Im dritten Anlauf zur Bildung einer Regierung in Griechenland kamen die Parteivorsitzenden der Sozialisten und der Konservativen zu Koalitionsgesprächen zusammen. Das Gespräch dauerte etwa 20 Minuten.

Auch wenn die beiden Parteien sich nun einig sind, ist die Regierungskrise damit noch nicht gelöst. Beide verfügen im Parlament über keine Mehrheit und brauchen einen dritten Partner.

Am Vorabend hatten sich die Sozialisten mit der gemäßigten kleinen Partei Demokratische Linke (Dimar) verständigt, auf eine breite Koalition zur Lösung der Krise hinzuarbeiten. Doch am Freitagmittag kam die Absage: Die Demokratische Linke in Griechenland werde sich nicht an einer Koalition mit der sozialistischen Pasok und der konservativen Neuen Demokratie beteiligen, sagte der Parteivorsitzende Fotis Kouvelis .

ZU BEARBEITENDE AUFGABEN
a - Schreiben Sie aus dem Text zur Regierungsbildung in Griechenland die Passage ab, die mit „Im dritten Anlauf“ beginnt und bis einschließlich „etwa 20 Minuten.“ reicht.
b - Wie lange dauerte laut dem Text zur Regierungsbildung in Griechenland das Gespräch der Parteivorsitzenden von Sozialisten und Konservativen?
c - Führen Sie den Text zur Regierungsbildung in Griechenland im Anschluss an seinen letzten Satz weiter.

ERFASSTE DATEN
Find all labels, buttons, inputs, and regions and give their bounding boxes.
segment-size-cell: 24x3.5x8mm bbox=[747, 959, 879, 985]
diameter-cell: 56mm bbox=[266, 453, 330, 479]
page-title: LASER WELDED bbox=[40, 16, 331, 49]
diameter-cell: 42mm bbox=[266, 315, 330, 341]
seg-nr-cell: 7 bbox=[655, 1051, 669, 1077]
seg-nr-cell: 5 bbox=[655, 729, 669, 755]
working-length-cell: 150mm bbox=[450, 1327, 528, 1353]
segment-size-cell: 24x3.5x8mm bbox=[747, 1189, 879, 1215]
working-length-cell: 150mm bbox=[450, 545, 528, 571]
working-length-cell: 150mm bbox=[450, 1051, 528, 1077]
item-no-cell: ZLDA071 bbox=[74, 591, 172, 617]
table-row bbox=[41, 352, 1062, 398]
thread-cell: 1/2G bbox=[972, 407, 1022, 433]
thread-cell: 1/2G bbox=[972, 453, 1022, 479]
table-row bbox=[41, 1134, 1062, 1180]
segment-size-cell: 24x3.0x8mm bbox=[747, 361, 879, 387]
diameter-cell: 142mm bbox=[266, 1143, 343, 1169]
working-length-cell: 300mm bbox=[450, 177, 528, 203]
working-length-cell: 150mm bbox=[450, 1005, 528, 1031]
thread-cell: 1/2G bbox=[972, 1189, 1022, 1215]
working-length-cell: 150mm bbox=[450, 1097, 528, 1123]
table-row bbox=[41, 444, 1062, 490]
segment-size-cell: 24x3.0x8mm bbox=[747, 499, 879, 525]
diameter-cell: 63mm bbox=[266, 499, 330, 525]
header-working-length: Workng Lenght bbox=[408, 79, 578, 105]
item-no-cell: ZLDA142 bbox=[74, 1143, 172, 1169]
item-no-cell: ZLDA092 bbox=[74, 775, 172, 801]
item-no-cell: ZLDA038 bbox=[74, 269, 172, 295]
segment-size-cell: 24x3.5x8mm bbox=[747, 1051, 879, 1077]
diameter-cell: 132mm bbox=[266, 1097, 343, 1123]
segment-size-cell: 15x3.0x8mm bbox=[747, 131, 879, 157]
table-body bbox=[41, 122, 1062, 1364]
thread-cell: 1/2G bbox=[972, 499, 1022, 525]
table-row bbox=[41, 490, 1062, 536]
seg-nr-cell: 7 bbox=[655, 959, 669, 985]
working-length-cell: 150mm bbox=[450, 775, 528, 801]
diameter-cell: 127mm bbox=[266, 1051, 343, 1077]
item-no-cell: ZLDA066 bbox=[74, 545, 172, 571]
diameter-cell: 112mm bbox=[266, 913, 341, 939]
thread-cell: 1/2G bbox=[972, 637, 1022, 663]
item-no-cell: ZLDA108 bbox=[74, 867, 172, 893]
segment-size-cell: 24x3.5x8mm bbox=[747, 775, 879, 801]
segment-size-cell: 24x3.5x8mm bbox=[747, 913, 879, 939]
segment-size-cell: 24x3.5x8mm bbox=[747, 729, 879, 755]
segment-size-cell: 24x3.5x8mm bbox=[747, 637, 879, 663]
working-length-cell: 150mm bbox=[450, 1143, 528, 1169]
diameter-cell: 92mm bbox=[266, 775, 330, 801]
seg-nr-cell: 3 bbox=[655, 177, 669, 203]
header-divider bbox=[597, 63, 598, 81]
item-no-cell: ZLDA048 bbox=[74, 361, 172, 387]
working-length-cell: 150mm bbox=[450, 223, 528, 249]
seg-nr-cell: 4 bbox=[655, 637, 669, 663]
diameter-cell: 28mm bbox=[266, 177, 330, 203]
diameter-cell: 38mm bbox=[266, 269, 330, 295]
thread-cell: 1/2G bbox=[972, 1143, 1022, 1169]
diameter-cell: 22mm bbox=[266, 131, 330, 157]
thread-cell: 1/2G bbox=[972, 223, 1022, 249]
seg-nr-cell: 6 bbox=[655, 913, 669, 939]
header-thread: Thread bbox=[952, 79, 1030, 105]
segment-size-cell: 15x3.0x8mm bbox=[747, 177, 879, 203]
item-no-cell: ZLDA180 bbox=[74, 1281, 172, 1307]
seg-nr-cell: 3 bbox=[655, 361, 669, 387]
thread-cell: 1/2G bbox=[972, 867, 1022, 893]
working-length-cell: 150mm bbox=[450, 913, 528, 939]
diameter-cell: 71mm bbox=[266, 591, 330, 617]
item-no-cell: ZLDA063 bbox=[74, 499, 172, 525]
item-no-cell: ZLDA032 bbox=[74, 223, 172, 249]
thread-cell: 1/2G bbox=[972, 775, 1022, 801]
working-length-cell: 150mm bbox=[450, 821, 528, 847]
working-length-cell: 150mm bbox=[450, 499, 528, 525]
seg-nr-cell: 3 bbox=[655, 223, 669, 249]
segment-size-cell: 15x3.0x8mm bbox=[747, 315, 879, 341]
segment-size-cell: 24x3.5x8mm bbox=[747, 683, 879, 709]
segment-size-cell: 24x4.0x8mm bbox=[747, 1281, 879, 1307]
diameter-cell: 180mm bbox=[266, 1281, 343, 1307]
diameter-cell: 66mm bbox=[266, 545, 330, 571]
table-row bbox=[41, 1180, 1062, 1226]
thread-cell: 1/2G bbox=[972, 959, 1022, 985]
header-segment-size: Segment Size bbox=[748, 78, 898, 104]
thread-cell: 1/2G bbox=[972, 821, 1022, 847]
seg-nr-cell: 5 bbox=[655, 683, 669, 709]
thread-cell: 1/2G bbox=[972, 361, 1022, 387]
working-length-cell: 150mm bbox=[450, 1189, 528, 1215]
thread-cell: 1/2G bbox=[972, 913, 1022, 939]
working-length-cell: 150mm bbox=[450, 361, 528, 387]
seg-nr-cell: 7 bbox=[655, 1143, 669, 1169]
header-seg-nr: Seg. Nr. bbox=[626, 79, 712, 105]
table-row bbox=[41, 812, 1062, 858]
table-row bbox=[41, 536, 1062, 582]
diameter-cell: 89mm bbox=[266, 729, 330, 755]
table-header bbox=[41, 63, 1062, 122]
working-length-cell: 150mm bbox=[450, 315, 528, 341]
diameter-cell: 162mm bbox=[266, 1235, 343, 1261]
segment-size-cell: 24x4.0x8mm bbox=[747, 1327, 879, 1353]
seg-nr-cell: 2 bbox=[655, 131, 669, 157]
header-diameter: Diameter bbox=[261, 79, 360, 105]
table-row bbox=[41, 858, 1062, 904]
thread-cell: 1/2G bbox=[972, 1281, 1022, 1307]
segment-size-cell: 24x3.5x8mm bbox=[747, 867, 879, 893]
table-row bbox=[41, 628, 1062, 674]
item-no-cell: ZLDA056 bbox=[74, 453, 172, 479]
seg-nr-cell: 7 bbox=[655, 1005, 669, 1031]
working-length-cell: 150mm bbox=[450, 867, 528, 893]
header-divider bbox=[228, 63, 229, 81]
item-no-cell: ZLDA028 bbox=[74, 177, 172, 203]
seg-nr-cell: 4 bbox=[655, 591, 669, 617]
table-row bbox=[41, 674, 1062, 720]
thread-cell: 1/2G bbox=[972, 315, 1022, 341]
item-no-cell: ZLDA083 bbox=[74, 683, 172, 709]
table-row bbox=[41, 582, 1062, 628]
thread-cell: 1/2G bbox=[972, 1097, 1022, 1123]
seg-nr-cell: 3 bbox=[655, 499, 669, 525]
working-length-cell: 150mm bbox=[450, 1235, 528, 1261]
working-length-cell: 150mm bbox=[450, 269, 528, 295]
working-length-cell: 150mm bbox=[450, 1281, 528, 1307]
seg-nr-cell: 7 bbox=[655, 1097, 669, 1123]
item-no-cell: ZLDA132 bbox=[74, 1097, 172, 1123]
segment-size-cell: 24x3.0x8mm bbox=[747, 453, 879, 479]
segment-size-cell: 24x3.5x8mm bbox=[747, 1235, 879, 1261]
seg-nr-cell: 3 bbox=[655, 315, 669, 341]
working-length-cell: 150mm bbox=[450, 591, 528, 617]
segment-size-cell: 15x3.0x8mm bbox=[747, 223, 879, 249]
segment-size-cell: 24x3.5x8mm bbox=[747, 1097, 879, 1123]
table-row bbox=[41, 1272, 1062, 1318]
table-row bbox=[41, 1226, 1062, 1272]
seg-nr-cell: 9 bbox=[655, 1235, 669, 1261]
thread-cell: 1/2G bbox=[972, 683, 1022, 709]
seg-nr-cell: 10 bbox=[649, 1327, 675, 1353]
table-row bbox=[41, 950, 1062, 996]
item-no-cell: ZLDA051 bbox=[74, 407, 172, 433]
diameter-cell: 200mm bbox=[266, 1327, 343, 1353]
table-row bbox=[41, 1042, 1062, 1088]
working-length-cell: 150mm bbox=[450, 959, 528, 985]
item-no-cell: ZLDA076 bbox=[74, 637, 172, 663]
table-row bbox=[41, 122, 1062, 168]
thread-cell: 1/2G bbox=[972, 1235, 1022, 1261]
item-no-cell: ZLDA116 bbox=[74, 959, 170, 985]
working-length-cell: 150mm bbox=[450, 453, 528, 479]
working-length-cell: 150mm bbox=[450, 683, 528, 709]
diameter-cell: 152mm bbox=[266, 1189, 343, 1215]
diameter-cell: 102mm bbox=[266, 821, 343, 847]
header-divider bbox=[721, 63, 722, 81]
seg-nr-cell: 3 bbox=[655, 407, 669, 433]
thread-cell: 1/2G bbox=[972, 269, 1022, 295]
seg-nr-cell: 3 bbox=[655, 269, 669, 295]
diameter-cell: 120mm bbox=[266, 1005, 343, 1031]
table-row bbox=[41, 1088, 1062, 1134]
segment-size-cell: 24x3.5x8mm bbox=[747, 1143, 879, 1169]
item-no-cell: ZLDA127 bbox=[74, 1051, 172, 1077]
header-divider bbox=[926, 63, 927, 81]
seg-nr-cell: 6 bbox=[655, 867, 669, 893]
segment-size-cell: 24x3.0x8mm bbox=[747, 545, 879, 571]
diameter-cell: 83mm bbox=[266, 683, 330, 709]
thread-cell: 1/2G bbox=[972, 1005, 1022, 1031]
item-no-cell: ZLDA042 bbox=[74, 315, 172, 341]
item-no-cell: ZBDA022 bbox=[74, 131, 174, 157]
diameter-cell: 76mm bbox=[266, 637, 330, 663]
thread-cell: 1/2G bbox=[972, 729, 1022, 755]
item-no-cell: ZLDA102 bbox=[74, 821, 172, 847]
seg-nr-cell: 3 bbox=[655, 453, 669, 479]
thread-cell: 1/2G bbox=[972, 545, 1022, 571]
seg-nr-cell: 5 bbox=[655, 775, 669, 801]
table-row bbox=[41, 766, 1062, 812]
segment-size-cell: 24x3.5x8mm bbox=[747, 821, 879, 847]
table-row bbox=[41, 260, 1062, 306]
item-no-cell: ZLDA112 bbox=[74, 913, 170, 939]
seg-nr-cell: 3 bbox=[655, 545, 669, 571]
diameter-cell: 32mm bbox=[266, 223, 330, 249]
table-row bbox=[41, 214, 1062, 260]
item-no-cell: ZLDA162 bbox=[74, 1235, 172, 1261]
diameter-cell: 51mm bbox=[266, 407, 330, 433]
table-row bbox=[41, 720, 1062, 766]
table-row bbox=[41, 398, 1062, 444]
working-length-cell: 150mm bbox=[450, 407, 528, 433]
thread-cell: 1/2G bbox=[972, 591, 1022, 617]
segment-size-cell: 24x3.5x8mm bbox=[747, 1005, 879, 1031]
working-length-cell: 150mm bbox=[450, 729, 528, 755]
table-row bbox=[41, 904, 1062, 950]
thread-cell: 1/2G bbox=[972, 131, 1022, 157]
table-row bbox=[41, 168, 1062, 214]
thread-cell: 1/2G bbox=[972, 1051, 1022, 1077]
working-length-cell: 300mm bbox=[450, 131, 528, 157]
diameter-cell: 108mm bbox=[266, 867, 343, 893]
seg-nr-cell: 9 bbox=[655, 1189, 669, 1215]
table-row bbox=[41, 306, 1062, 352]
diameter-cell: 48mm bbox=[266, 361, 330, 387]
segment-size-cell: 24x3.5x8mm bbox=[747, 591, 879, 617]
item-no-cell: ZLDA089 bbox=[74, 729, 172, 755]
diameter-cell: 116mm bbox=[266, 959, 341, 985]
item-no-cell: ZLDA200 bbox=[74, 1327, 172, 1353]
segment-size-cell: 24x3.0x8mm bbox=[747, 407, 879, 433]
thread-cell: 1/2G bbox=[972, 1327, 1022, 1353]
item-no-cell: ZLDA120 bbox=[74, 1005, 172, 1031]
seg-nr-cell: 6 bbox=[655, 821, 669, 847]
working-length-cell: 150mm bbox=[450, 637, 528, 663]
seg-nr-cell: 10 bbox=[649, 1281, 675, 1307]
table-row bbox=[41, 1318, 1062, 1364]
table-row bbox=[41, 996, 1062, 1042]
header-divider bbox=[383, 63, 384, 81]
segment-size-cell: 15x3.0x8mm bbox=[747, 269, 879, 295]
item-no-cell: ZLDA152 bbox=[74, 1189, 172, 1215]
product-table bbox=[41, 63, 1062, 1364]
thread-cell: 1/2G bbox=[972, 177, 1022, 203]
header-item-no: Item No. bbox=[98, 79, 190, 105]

ERWARTETE ANTWORTEN
a -
Im dritten Anlauf zur Bildung einer Regierung in Griechenland kamen die Parteivorsitzenden der Sozialisten und der Konservativen zu Koalitionsgesprächen zusammen. Das Gespräch dauerte etwa 20 Minuten.

b - Etwa 20 Minuten.

c -
Der Vorsitzende der Radikalen Linken, Alexis Tsipras von der Linkspartei Syriza, hatte seine Kooperation bereits ausgeschlossen, sollte die künftige Regierung an dem strengen Sparprogramm festhalten.

Ein ursprünglich für die Mittagszeit geplantes Treffen von Venizelos mit dem Chef der Linksradikalen wurde auf den Abend verlegt.